* RECORDS SHOWN

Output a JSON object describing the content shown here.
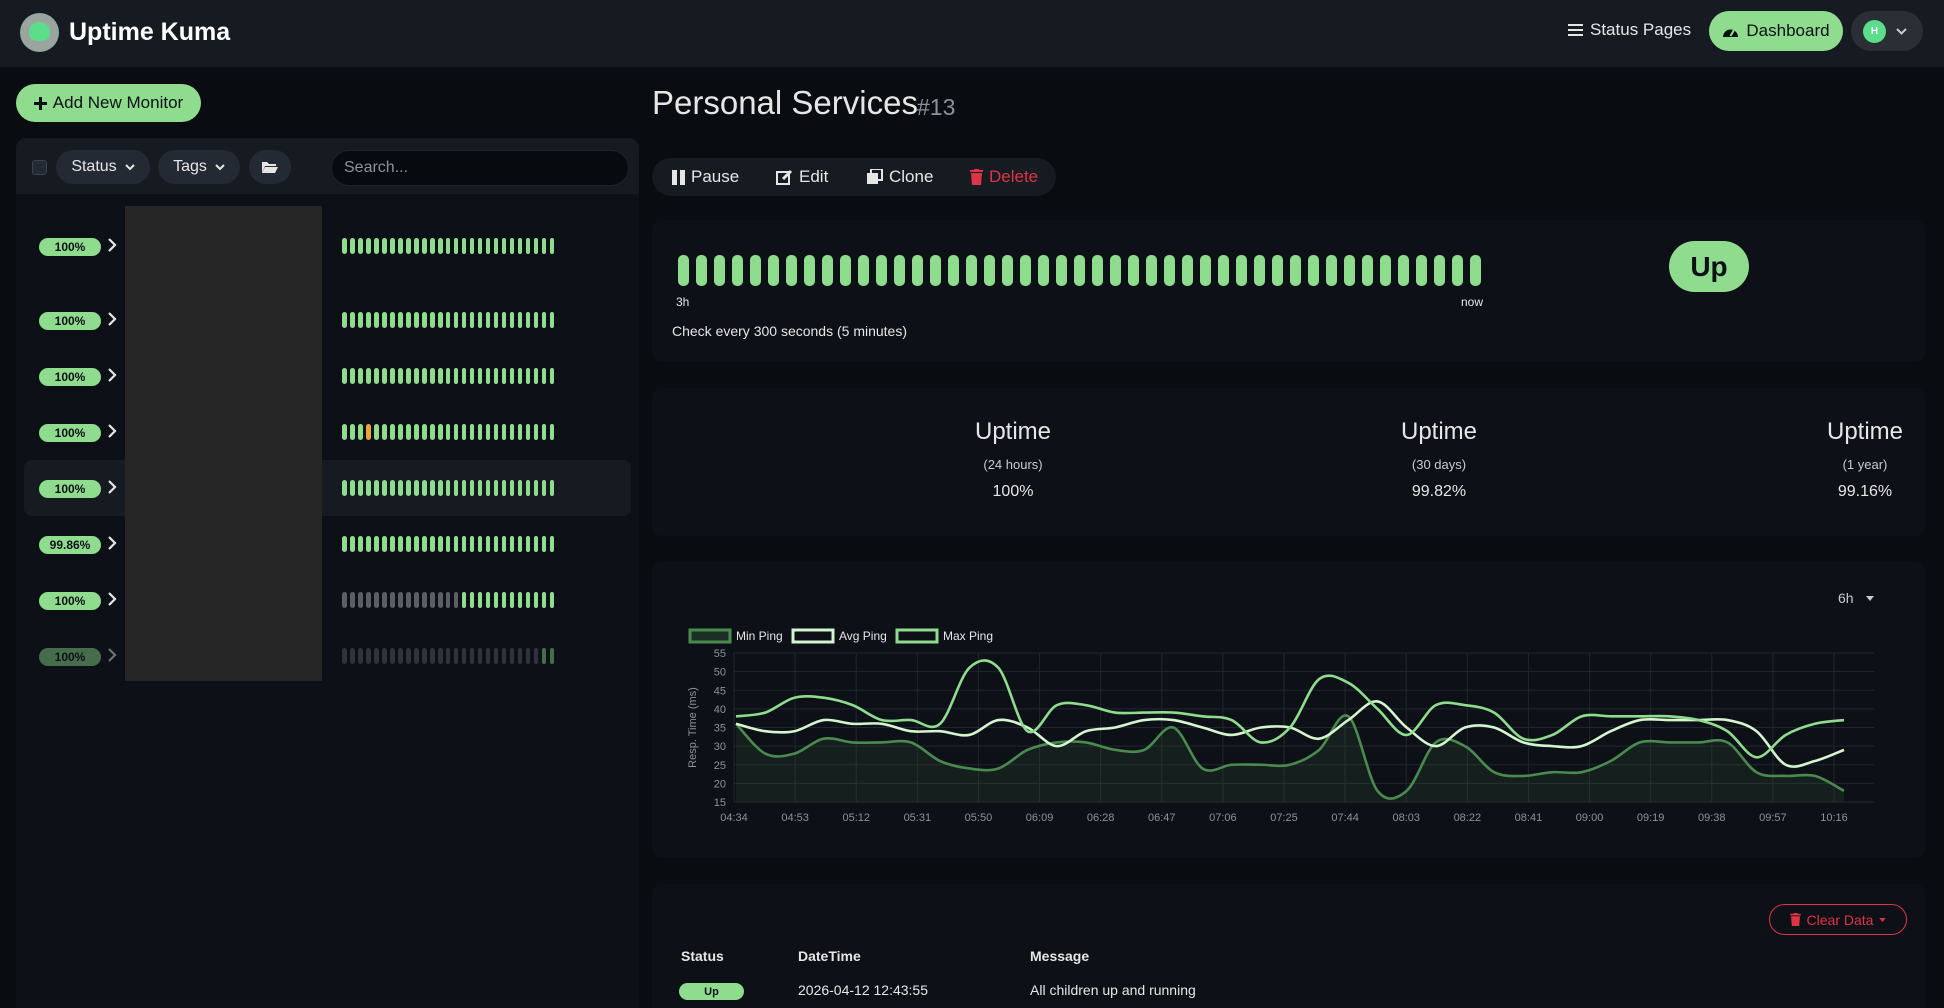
{
  "header": {
    "app_name": "Uptime Kuma",
    "nav": {
      "status_pages": "Status Pages",
      "dashboard": "Dashboard"
    },
    "profile": {
      "initial": "H"
    }
  },
  "sidebar": {
    "add_button": "Add New Monitor",
    "filters": {
      "status": "Status",
      "tags": "Tags"
    },
    "search_placeholder": "Search...",
    "monitors": [
      {
        "uptime": "100%",
        "state": "up"
      },
      {
        "uptime": "100%",
        "state": "up"
      },
      {
        "uptime": "100%",
        "state": "up"
      },
      {
        "uptime": "100%",
        "state": "up"
      },
      {
        "uptime": "100%",
        "state": "up",
        "active": true
      },
      {
        "uptime": "99.86%",
        "state": "up"
      },
      {
        "uptime": "100%",
        "state": "up"
      },
      {
        "uptime": "100%",
        "state": "up"
      }
    ]
  },
  "monitor": {
    "name": "Personal Services",
    "id": "#13",
    "actions": {
      "pause": "Pause",
      "edit": "Edit",
      "clone": "Clone",
      "delete": "Delete"
    },
    "heartbeat": {
      "start_label": "3h",
      "end_label": "now",
      "count": 45
    },
    "check_text": "Check every 300 seconds (5 minutes)",
    "status": "Up",
    "colors": {
      "up": "#8fdc8e",
      "danger": "#dc3545",
      "warning": "#e7a53d"
    }
  },
  "uptime": [
    {
      "title": "Uptime",
      "period": "(24 hours)",
      "value": "100%"
    },
    {
      "title": "Uptime",
      "period": "(30 days)",
      "value": "99.82%"
    },
    {
      "title": "Uptime",
      "period": "(1 year)",
      "value": "99.16%"
    }
  ],
  "chart_data": {
    "type": "line",
    "range_selector": "6h",
    "ylabel": "Resp. Time (ms)",
    "ylim": [
      15,
      55
    ],
    "yticks": [
      55,
      50,
      45,
      40,
      35,
      30,
      25,
      20,
      15
    ],
    "xticks": [
      "04:34",
      "04:53",
      "05:12",
      "05:31",
      "05:50",
      "06:09",
      "06:28",
      "06:47",
      "07:06",
      "07:25",
      "07:44",
      "08:03",
      "08:22",
      "08:41",
      "09:00",
      "09:19",
      "09:38",
      "09:57",
      "10:16"
    ],
    "legend_position": "top-left",
    "series": [
      {
        "name": "Min Ping",
        "color": "#4a8a4f",
        "fill": true,
        "values": [
          36,
          28,
          28,
          32,
          31,
          31,
          31,
          26,
          24,
          24,
          29,
          31,
          31,
          29,
          29,
          35,
          24,
          25,
          25,
          25,
          29,
          38,
          18,
          18,
          31,
          30,
          23,
          22,
          23,
          23,
          26,
          31,
          31,
          31,
          31,
          23,
          22,
          22,
          18
        ]
      },
      {
        "name": "Avg Ping",
        "color": "#d4f5cf",
        "fill": false,
        "values": [
          36,
          34,
          34,
          37,
          36,
          36,
          34,
          34,
          33,
          37,
          35,
          30,
          34,
          35,
          37,
          37,
          35,
          33,
          35,
          35,
          32,
          37,
          42,
          35,
          30,
          35,
          35,
          31,
          30,
          30,
          34,
          37,
          37,
          37,
          37,
          34,
          25,
          26,
          29
        ]
      },
      {
        "name": "Max Ping",
        "color": "#8fdc8e",
        "fill": false,
        "values": [
          38,
          39,
          43,
          43,
          41,
          37,
          37,
          36,
          51,
          51,
          34,
          41,
          41,
          39,
          39,
          39,
          38,
          37,
          31,
          35,
          48,
          47,
          40,
          33,
          41,
          41,
          39,
          32,
          33,
          38,
          38,
          38,
          38,
          37,
          34,
          27,
          33,
          36,
          37
        ]
      }
    ]
  },
  "events": {
    "clear_button": "Clear Data",
    "columns": [
      "Status",
      "DateTime",
      "Message"
    ],
    "rows": [
      {
        "status": "Up",
        "datetime": "2026-04-12 12:43:55",
        "message": "All children up and running"
      }
    ]
  }
}
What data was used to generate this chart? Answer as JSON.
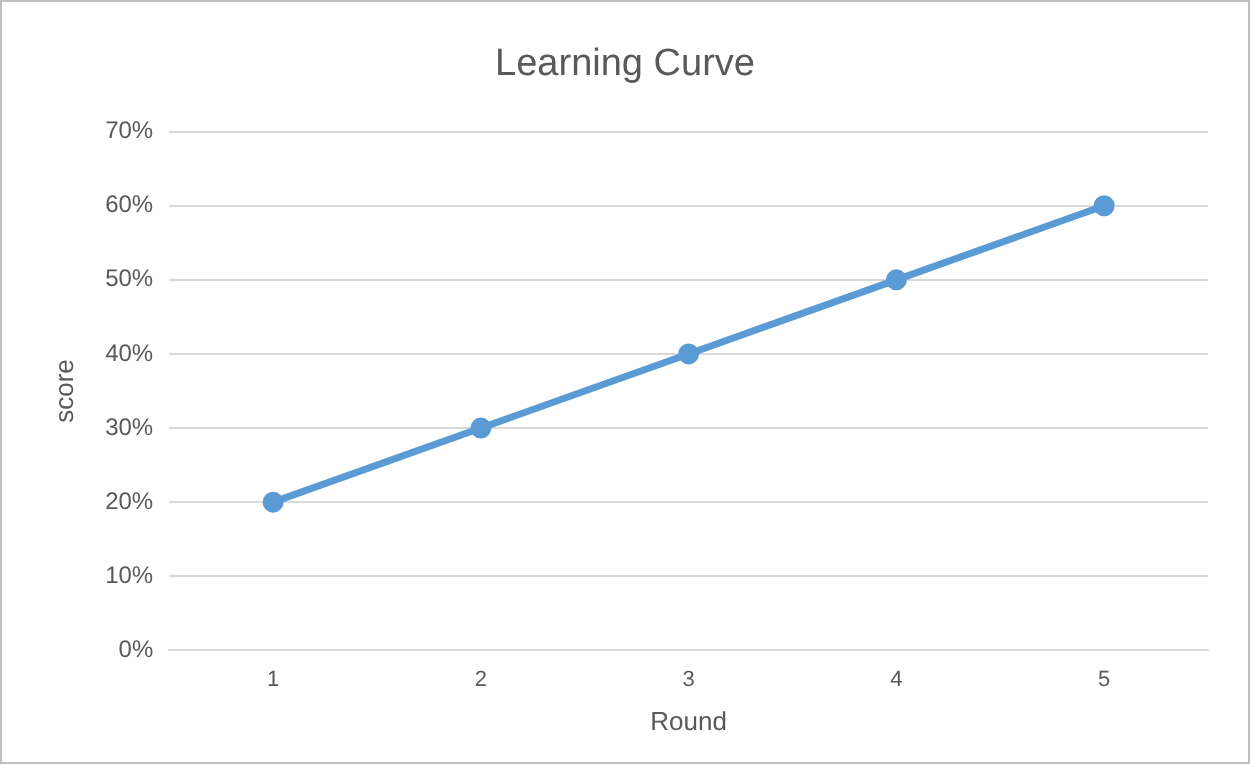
{
  "chart_data": {
    "type": "line",
    "title": "Learning Curve",
    "xlabel": "Round",
    "ylabel": "score",
    "categories": [
      "1",
      "2",
      "3",
      "4",
      "5"
    ],
    "series": [
      {
        "color": "#5b9bd5",
        "values": [
          20,
          30,
          40,
          50,
          60
        ]
      }
    ],
    "ylim": [
      0,
      70
    ],
    "yticks": [
      {
        "value": 0,
        "label": "0%"
      },
      {
        "value": 10,
        "label": "10%"
      },
      {
        "value": 20,
        "label": "20%"
      },
      {
        "value": 30,
        "label": "30%"
      },
      {
        "value": 40,
        "label": "40%"
      },
      {
        "value": 50,
        "label": "50%"
      },
      {
        "value": 60,
        "label": "60%"
      },
      {
        "value": 70,
        "label": "70%"
      }
    ],
    "grid": "y",
    "legend": false,
    "marker": "circle",
    "line_style": "solid"
  }
}
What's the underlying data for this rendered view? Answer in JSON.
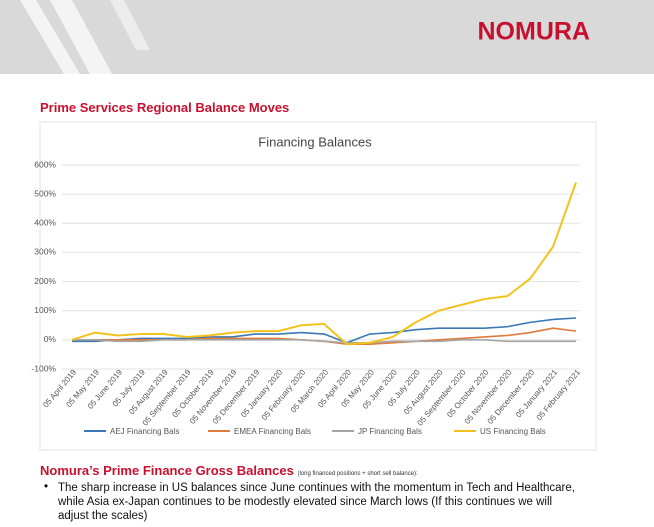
{
  "header": {
    "logo": "NOMURA"
  },
  "heading": "Prime Services Regional Balance Moves",
  "chart_data": {
    "type": "line",
    "title": "Financing Balances",
    "categories": [
      "05 April 2019",
      "05 May 2019",
      "05 June 2019",
      "05 July 2019",
      "05 August 2019",
      "05 September 2019",
      "05 October 2019",
      "05 November 2019",
      "05 December 2019",
      "05 January 2020",
      "05 February 2020",
      "05 March 2020",
      "05 April 2020",
      "05 May 2020",
      "05 June 2020",
      "05 July 2020",
      "05 August 2020",
      "05 September 2020",
      "05 October 2020",
      "05 November 2020",
      "05 December 2020",
      "05 January 2021",
      "05 February 2021"
    ],
    "series": [
      {
        "name": "AEJ Financing Bals",
        "color": "#3b78b5",
        "values": [
          -5,
          -5,
          0,
          5,
          5,
          5,
          10,
          10,
          20,
          20,
          25,
          20,
          -10,
          20,
          25,
          35,
          40,
          40,
          40,
          45,
          60,
          70,
          75
        ]
      },
      {
        "name": "EMEA Financing Bals",
        "color": "#e07a3c",
        "values": [
          0,
          0,
          0,
          0,
          0,
          0,
          5,
          5,
          5,
          5,
          0,
          -5,
          -15,
          -15,
          -10,
          -5,
          0,
          5,
          10,
          15,
          25,
          40,
          30
        ]
      },
      {
        "name": "JP Financing Bals",
        "color": "#a5a5a5",
        "values": [
          0,
          0,
          -5,
          -5,
          0,
          0,
          0,
          0,
          0,
          0,
          0,
          -5,
          -10,
          -10,
          -5,
          -5,
          -5,
          0,
          0,
          -5,
          -5,
          -5,
          -5
        ]
      },
      {
        "name": "US Financing Bals",
        "color": "#f2c31c",
        "values": [
          0,
          25,
          15,
          20,
          20,
          10,
          15,
          25,
          30,
          30,
          50,
          55,
          -15,
          -10,
          10,
          60,
          100,
          120,
          140,
          150,
          210,
          320,
          540
        ]
      }
    ],
    "ylim": [
      -100,
      600
    ],
    "yticks": [
      {
        "value": -100,
        "label": "-100%"
      },
      {
        "value": 0,
        "label": "0%"
      },
      {
        "value": 100,
        "label": "100%"
      },
      {
        "value": 200,
        "label": "200%"
      },
      {
        "value": 300,
        "label": "300%"
      },
      {
        "value": 400,
        "label": "400%"
      },
      {
        "value": 500,
        "label": "500%"
      },
      {
        "value": 600,
        "label": "600%"
      }
    ],
    "grid": true,
    "legend": "bottom"
  },
  "section": {
    "title": "Nomura’s Prime Finance Gross Balances",
    "note": "(long financed positions + short sell balance):",
    "bullet": "The sharp increase in US balances since June continues with the momentum in Tech and Healthcare, while Asia ex-Japan continues to be modestly elevated since March lows (If this continues we will adjust the scales)"
  }
}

* WHAT IS EXPECTED
Every entry should be returned exactly as written, minus the pictures.

* RESULT OF THE TASK
Output a JSON object describing the content shown here.
{
  "header": {
    "app_name": "Uptime Kuma",
    "nav": {
      "status_pages": "Status Pages",
      "dashboard": "Dashboard"
    },
    "profile": {
      "initial": "H"
    }
  },
  "sidebar": {
    "add_button": "Add New Monitor",
    "filters": {
      "status": "Status",
      "tags": "Tags"
    },
    "search_placeholder": "Search...",
    "monitors": [
      {
        "uptime": "100%",
        "state": "up"
      },
      {
        "uptime": "100%",
        "state": "up"
      },
      {
        "uptime": "100%",
        "state": "up"
      },
      {
        "uptime": "100%",
        "state": "up"
      },
      {
        "uptime": "100%",
        "state": "up",
        "active": true
      },
      {
        "uptime": "99.86%",
        "state": "up"
      },
      {
        "uptime": "100%",
        "state": "up"
      },
      {
        "uptime": "100%",
        "state": "up"
      }
    ]
  },
  "monitor": {
    "name": "Personal Services",
    "id": "#13",
    "actions": {
      "pause": "Pause",
      "edit": "Edit",
      "clone": "Clone",
      "delete": "Delete"
    },
    "heartbeat": {
      "start_label": "3h",
      "end_label": "now",
      "count": 45
    },
    "check_text": "Check every 300 seconds (5 minutes)",
    "status": "Up",
    "colors": {
      "up": "#8fdc8e",
      "danger": "#dc3545",
      "warning": "#e7a53d"
    }
  },
  "uptime": [
    {
      "title": "Uptime",
      "period": "(24 hours)",
      "value": "100%"
    },
    {
      "title": "Uptime",
      "period": "(30 days)",
      "value": "99.82%"
    },
    {
      "title": "Uptime",
      "period": "(1 year)",
      "value": "99.16%"
    }
  ],
  "chart_data": {
    "type": "line",
    "range_selector": "6h",
    "ylabel": "Resp. Time (ms)",
    "ylim": [
      15,
      55
    ],
    "yticks": [
      55,
      50,
      45,
      40,
      35,
      30,
      25,
      20,
      15
    ],
    "xticks": [
      "04:34",
      "04:53",
      "05:12",
      "05:31",
      "05:50",
      "06:09",
      "06:28",
      "06:47",
      "07:06",
      "07:25",
      "07:44",
      "08:03",
      "08:22",
      "08:41",
      "09:00",
      "09:19",
      "09:38",
      "09:57",
      "10:16"
    ],
    "legend_position": "top-left",
    "series": [
      {
        "name": "Min Ping",
        "color": "#4a8a4f",
        "fill": true,
        "values": [
          36,
          28,
          28,
          32,
          31,
          31,
          31,
          26,
          24,
          24,
          29,
          31,
          31,
          29,
          29,
          35,
          24,
          25,
          25,
          25,
          29,
          38,
          18,
          18,
          31,
          30,
          23,
          22,
          23,
          23,
          26,
          31,
          31,
          31,
          31,
          23,
          22,
          22,
          18
        ]
      },
      {
        "name": "Avg Ping",
        "color": "#d4f5cf",
        "fill": false,
        "values": [
          36,
          34,
          34,
          37,
          36,
          36,
          34,
          34,
          33,
          37,
          35,
          30,
          34,
          35,
          37,
          37,
          35,
          33,
          35,
          35,
          32,
          37,
          42,
          35,
          30,
          35,
          35,
          31,
          30,
          30,
          34,
          37,
          37,
          37,
          37,
          34,
          25,
          26,
          29
        ]
      },
      {
        "name": "Max Ping",
        "color": "#8fdc8e",
        "fill": false,
        "values": [
          38,
          39,
          43,
          43,
          41,
          37,
          37,
          36,
          51,
          51,
          34,
          41,
          41,
          39,
          39,
          39,
          38,
          37,
          31,
          35,
          48,
          47,
          40,
          33,
          41,
          41,
          39,
          32,
          33,
          38,
          38,
          38,
          38,
          37,
          34,
          27,
          33,
          36,
          37
        ]
      }
    ]
  },
  "events": {
    "clear_button": "Clear Data",
    "columns": [
      "Status",
      "DateTime",
      "Message"
    ],
    "rows": [
      {
        "status": "Up",
        "datetime": "2026-04-12 12:43:55",
        "message": "All children up and running"
      }
    ]
  }
}
What data was used to generate this chart? Answer as JSON.
{
  "chart_data": {
    "type": "line",
    "title": "Learning Curve",
    "xlabel": "Round",
    "ylabel": "score",
    "categories": [
      "1",
      "2",
      "3",
      "4",
      "5"
    ],
    "series": [
      {
        "color": "#5b9bd5",
        "values": [
          20,
          30,
          40,
          50,
          60
        ]
      }
    ],
    "ylim": [
      0,
      70
    ],
    "yticks": [
      {
        "value": 0,
        "label": "0%"
      },
      {
        "value": 10,
        "label": "10%"
      },
      {
        "value": 20,
        "label": "20%"
      },
      {
        "value": 30,
        "label": "30%"
      },
      {
        "value": 40,
        "label": "40%"
      },
      {
        "value": 50,
        "label": "50%"
      },
      {
        "value": 60,
        "label": "60%"
      },
      {
        "value": 70,
        "label": "70%"
      }
    ],
    "grid": "y",
    "legend": false,
    "marker": "circle",
    "line_style": "solid"
  }
}
What's the underlying data for this rendered view? Answer in JSON.
{
  "header": {
    "logo": "NOMURA"
  },
  "heading": "Prime Services Regional Balance Moves",
  "chart_data": {
    "type": "line",
    "title": "Financing Balances",
    "categories": [
      "05 April 2019",
      "05 May 2019",
      "05 June 2019",
      "05 July 2019",
      "05 August 2019",
      "05 September 2019",
      "05 October 2019",
      "05 November 2019",
      "05 December 2019",
      "05 January 2020",
      "05 February 2020",
      "05 March 2020",
      "05 April 2020",
      "05 May 2020",
      "05 June 2020",
      "05 July 2020",
      "05 August 2020",
      "05 September 2020",
      "05 October 2020",
      "05 November 2020",
      "05 December 2020",
      "05 January 2021",
      "05 February 2021"
    ],
    "series": [
      {
        "name": "AEJ Financing Bals",
        "color": "#3b78b5",
        "values": [
          -5,
          -5,
          0,
          5,
          5,
          5,
          10,
          10,
          20,
          20,
          25,
          20,
          -10,
          20,
          25,
          35,
          40,
          40,
          40,
          45,
          60,
          70,
          75
        ]
      },
      {
        "name": "EMEA Financing Bals",
        "color": "#e07a3c",
        "values": [
          0,
          0,
          0,
          0,
          0,
          0,
          5,
          5,
          5,
          5,
          0,
          -5,
          -15,
          -15,
          -10,
          -5,
          0,
          5,
          10,
          15,
          25,
          40,
          30
        ]
      },
      {
        "name": "JP Financing Bals",
        "color": "#a5a5a5",
        "values": [
          0,
          0,
          -5,
          -5,
          0,
          0,
          0,
          0,
          0,
          0,
          0,
          -5,
          -10,
          -10,
          -5,
          -5,
          -5,
          0,
          0,
          -5,
          -5,
          -5,
          -5
        ]
      },
      {
        "name": "US Financing Bals",
        "color": "#f2c31c",
        "values": [
          0,
          25,
          15,
          20,
          20,
          10,
          15,
          25,
          30,
          30,
          50,
          55,
          -15,
          -10,
          10,
          60,
          100,
          120,
          140,
          150,
          210,
          320,
          540
        ]
      }
    ],
    "ylim": [
      -100,
      600
    ],
    "yticks": [
      {
        "value": -100,
        "label": "-100%"
      },
      {
        "value": 0,
        "label": "0%"
      },
      {
        "value": 100,
        "label": "100%"
      },
      {
        "value": 200,
        "label": "200%"
      },
      {
        "value": 300,
        "label": "300%"
      },
      {
        "value": 400,
        "label": "400%"
      },
      {
        "value": 500,
        "label": "500%"
      },
      {
        "value": 600,
        "label": "600%"
      }
    ],
    "grid": true,
    "legend": "bottom"
  },
  "section": {
    "title": "Nomura’s Prime Finance Gross Balances",
    "note": "(long financed positions + short sell balance):",
    "bullet": "The sharp increase in US balances since June continues with the momentum in Tech and Healthcare, while Asia ex-Japan continues to be modestly elevated since March lows (If this continues we will adjust the scales)"
  }
}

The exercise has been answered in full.